Among the lines listed below, count those that include the string "ГОСТ", and state only the count.

→ **Supplied material**:

+---+

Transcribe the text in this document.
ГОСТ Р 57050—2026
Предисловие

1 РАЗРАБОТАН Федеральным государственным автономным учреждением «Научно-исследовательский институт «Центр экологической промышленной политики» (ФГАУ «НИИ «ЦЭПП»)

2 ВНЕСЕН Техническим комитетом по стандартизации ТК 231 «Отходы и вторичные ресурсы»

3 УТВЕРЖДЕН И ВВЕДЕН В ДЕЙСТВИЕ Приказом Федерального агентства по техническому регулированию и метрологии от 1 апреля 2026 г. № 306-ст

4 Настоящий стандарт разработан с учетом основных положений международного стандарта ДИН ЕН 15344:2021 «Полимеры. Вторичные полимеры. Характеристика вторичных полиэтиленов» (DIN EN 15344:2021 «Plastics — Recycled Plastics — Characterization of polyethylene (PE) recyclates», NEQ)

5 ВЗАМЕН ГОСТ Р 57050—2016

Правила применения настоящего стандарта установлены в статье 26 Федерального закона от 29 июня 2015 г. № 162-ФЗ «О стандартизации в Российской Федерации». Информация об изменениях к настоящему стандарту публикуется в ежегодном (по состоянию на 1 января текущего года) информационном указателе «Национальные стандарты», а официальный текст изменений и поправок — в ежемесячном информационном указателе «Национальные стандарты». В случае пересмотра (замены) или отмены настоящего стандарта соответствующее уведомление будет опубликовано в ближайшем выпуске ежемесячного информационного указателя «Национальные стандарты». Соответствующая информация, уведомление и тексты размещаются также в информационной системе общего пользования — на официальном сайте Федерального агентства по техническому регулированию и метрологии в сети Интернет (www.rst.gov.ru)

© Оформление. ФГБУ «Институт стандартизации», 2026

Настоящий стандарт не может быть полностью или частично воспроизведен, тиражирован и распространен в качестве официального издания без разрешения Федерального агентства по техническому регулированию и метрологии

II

+---+

→ **Answer to the task**: 2